▶ Written task
What follows is a set of records; restate each one word for word and drop the pictures.

▶ Data for this task
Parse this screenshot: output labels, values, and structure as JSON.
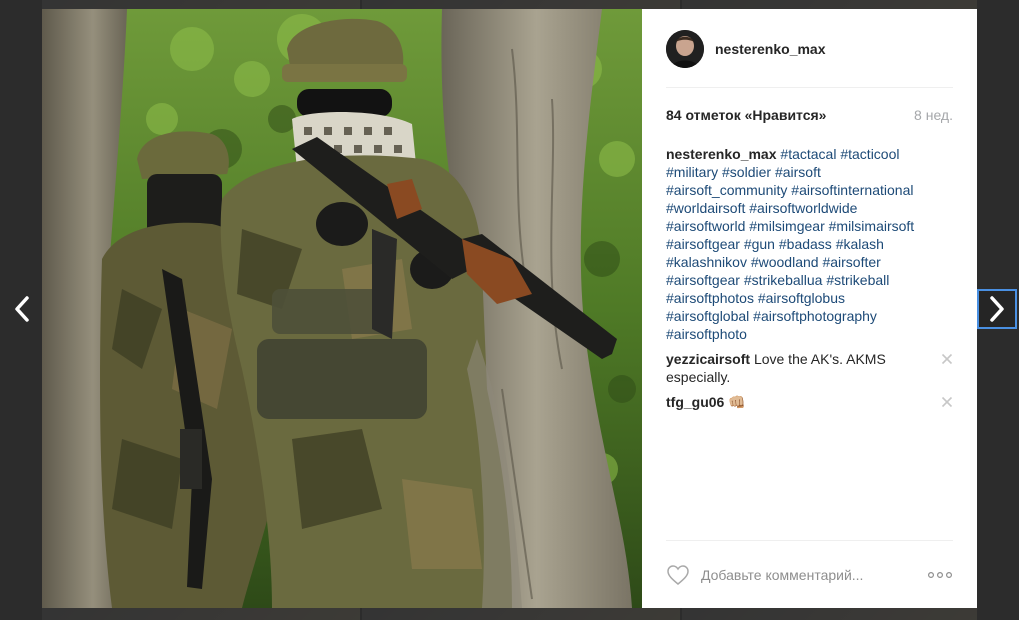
{
  "post": {
    "username": "nesterenko_max",
    "likes": "84 отметок «Нравится»",
    "time": "8 нед."
  },
  "comments": [
    {
      "user": "nesterenko_max",
      "tags": [
        "#tactacal",
        "#tacticool",
        "#military",
        "#soldier",
        "#airsoft",
        "#airsoft_community",
        "#airsoftinternational",
        "#worldairsoft",
        "#airsoftworldwide",
        "#airsoftworld",
        "#milsimgear",
        "#milsimairsoft",
        "#airsoftgear",
        "#gun",
        "#badass",
        "#kalash",
        "#kalashnikov",
        "#woodland",
        "#airsofter",
        "#airsoftgear",
        "#strikeballua",
        "#strikeball",
        "#airsoftphotos",
        "#airsoftglobus",
        "#airsoftglobal",
        "#airsoftphotography",
        "#airsoftphoto"
      ]
    },
    {
      "user": "yezzicairsoft",
      "text": "Love the AK's. AKMS especially."
    },
    {
      "user": "tfg_gu06",
      "text": "👊🏼"
    }
  ],
  "comment_box": {
    "placeholder": "Добавьте комментарий..."
  },
  "icons": {
    "prev": "chevron-left-icon",
    "next": "chevron-right-icon",
    "like": "heart-icon",
    "delete": "close-icon",
    "more": "more-options-icon"
  },
  "colors": {
    "hashtag": "#1d4a77",
    "username": "#262626",
    "muted": "#a5a7aa",
    "focus_ring": "#4a90e2"
  }
}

▶ Result for this exercise
Parse this screenshot: output labels, values, and structure as JSON.
{
  "post": {
    "username": "nesterenko_max",
    "likes": "84 отметок «Нравится»",
    "time": "8 нед."
  },
  "comments": [
    {
      "user": "nesterenko_max",
      "tags": [
        "#tactacal",
        "#tacticool",
        "#military",
        "#soldier",
        "#airsoft",
        "#airsoft_community",
        "#airsoftinternational",
        "#worldairsoft",
        "#airsoftworldwide",
        "#airsoftworld",
        "#milsimgear",
        "#milsimairsoft",
        "#airsoftgear",
        "#gun",
        "#badass",
        "#kalash",
        "#kalashnikov",
        "#woodland",
        "#airsofter",
        "#airsoftgear",
        "#strikeballua",
        "#strikeball",
        "#airsoftphotos",
        "#airsoftglobus",
        "#airsoftglobal",
        "#airsoftphotography",
        "#airsoftphoto"
      ]
    },
    {
      "user": "yezzicairsoft",
      "text": "Love the AK's. AKMS especially."
    },
    {
      "user": "tfg_gu06",
      "text": "👊🏼"
    }
  ],
  "comment_box": {
    "placeholder": "Добавьте комментарий..."
  },
  "icons": {
    "prev": "chevron-left-icon",
    "next": "chevron-right-icon",
    "like": "heart-icon",
    "delete": "close-icon",
    "more": "more-options-icon"
  },
  "colors": {
    "hashtag": "#1d4a77",
    "username": "#262626",
    "muted": "#a5a7aa",
    "focus_ring": "#4a90e2"
  }
}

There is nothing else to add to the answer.